Premier Daniel Andrews committed to adopting all 21 recommendations of the joint investigation by the Independent Broad-based Anti-corruption Commission and Victorian Ombudsman and noted the “absolutely disgraceful behaviour” of former members of his leadership team.
“As leader of the party and leader of our state, I take full responsibility for that conduct,” he said. “That is what the top job is about, and I apologise for it.”
The inquiry followed an exposé by The Age and 60 Minutes that revealed former minister Adem Somyurek’s branch-stacking operation, which prompted the premier to sack him from the Victorian parliamentary party in June 2020. Since then, Somyurek has attempted to resurrect his reputation and positioned himself as a critic of Andrews and the integrity agencies.
The report made adverse findings against Somyurek and another former minister, Marlene Kairouz, but stopped short of referring the pair to the director of public prosecutions for criminal charges.
Somyurek claimed he was the most scrutinised politician in Australia and that the report exonerated him, despite Ombudsman Deborah Glass saying earlier that the report should not be described as “exoneration”.
The report said that while the former ministers’ conduct had been “egregious”, the law around the employment of parliamentary staff was weak and it would be difficult to prove criminality. While the report was damning about widespread cultural practices in the party, it made no adverse findings against the premier or any of the other MPs and staffers it named.

→ **PROVIDED RECORDS**:

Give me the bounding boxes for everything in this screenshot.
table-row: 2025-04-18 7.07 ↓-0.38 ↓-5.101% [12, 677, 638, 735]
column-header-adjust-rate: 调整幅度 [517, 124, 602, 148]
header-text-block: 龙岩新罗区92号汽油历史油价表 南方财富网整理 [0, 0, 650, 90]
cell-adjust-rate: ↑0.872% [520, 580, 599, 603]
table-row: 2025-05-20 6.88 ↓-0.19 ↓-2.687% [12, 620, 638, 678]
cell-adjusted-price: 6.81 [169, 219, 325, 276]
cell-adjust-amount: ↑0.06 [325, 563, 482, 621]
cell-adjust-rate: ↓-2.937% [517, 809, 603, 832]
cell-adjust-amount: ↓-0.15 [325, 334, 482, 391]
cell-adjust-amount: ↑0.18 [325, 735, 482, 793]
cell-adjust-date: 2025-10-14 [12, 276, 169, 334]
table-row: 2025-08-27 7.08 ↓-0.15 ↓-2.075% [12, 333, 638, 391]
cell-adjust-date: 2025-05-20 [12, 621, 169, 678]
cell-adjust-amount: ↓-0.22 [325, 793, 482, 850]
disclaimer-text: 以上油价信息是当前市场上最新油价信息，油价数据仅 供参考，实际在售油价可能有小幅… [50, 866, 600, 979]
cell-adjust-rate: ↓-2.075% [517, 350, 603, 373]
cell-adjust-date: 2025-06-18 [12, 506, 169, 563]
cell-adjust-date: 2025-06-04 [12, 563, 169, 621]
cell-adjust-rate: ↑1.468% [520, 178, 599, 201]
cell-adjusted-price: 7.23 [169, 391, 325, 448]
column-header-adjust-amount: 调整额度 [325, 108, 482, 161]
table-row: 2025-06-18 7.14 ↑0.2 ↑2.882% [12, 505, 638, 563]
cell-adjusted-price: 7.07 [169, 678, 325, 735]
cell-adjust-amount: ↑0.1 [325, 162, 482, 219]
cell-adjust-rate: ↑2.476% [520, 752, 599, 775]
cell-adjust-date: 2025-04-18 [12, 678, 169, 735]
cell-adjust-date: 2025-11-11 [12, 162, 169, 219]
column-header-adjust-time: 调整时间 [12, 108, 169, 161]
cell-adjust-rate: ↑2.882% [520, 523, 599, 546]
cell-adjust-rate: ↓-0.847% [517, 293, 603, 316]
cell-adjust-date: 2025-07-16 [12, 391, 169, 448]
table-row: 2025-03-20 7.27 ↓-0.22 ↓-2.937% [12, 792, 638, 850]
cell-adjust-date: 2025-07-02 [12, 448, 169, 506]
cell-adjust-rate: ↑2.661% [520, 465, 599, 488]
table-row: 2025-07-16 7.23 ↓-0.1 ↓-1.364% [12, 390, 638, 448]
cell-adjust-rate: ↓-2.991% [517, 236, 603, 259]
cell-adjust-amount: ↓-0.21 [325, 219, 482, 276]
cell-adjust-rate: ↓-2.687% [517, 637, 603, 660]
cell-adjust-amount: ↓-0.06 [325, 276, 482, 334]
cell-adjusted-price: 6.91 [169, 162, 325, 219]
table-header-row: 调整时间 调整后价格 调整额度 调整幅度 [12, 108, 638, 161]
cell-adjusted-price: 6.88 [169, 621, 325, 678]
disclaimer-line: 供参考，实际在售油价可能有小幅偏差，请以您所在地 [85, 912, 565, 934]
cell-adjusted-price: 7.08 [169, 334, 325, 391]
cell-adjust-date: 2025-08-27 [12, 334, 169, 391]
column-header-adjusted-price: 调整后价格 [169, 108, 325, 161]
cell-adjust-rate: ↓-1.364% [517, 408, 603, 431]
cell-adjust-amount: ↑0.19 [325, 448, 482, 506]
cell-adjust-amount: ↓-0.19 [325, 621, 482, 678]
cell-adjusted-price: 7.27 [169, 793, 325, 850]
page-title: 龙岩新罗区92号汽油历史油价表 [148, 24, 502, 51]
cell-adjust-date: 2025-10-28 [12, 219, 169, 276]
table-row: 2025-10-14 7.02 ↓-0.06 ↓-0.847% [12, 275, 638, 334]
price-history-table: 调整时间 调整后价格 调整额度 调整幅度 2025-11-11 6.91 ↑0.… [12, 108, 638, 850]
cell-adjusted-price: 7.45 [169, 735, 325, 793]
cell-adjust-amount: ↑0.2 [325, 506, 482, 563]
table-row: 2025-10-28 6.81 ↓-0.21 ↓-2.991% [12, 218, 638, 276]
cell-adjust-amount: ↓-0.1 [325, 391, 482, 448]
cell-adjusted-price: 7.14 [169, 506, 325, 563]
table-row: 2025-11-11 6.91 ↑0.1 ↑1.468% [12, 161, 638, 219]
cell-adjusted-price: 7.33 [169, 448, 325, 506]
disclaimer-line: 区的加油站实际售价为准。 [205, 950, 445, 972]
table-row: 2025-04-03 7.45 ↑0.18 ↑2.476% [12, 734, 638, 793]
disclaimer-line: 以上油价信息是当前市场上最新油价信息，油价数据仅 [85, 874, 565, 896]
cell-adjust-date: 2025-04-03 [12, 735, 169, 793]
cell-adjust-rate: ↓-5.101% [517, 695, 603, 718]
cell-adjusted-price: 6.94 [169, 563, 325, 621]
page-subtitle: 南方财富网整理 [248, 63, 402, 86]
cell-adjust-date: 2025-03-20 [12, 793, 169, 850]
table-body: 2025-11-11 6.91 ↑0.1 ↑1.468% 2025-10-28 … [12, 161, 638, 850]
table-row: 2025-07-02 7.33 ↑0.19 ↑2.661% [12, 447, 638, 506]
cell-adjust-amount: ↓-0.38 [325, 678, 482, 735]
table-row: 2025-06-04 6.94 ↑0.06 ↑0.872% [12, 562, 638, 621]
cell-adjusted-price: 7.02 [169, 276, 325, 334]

→ **WHAT IS ASKED**:
(1) Do these statements agree with the article on the branch-stacking inquiry? Answer yes or no for each, quoting the words of the article that decide it.
(a) The report referred Somyurek and Kairouz to the director of public prosecutions.
(b) Andrews committed to adopting every one of the joint investigation's recommendations.
(c) The report made adverse findings against the premier.
(2) Translate this sentence from the article on the branch-stacking inquiry into Spanish: "The report made adverse findings against Somyurek and another former minister, Marlene Kairouz, but stopped short of referring the pair to the director of public prosecutions for criminal charges."
(3) Resume the article on the branch-stacking inquiry, starting after its final sentence.

→ **EXERCISE RESPONSES**:
(1)
(a) No: "but stopped short of referring the pair to the director of public prosecutions for criminal charges."
(b) Yes: "committed to adopting all 21 recommendations of the joint investigation"
(c) No: "it made no adverse findings against the premier or any of the other MPs and staffers it named."

(2) El informe emitió conclusiones adversas contra Somyurek y otra exministra, Marlene Kairouz, pero no llegó a remitir a ambos al director de la Fiscalía Pública para que se presentaran cargos penales.

(3)
Andrews’ first steps in response to the report will be to seek the approval of both houses of parliament to establish parliamentary ethics committee to enforce beefed up codes of conduct. The government will also begin the consultation process for appointing an integrity commissioner to keep MPs in line and mitigate the “serious ongoing corruption risks” in Victoria, with a deadline of June 2024.
Speaking at a press conference on Wednesday, IBAC commissioner Robert Redlich said the saddest feature of the Operation Watts investigation was listening to young people who had sought a career in politics but discovered “that the only pathway to that objective was by engaging in this unethical factional behaviour”.
“These young people start their career with a distorted moral compass,” he said.
Glass, speaking alongside Redlich, said the government’s response to her 2018 investigation into the so-called red shirts rort, in which Labor MPs misused taxpayer funds during the 2014 election campaign, was “tepid”. She said it was crucial the parliament acted now to crack down on taxpayer funds being used for political purposes.
“The current legislative framework provides few, if any, consequences for abusing public resources and allowed the conduct we revealed in this investigation to continue unchecked,” she said.
“Trust in our politicians is declining and will decline further if real action is not taken. The case for meaningful reform is now both compelling and urgent.”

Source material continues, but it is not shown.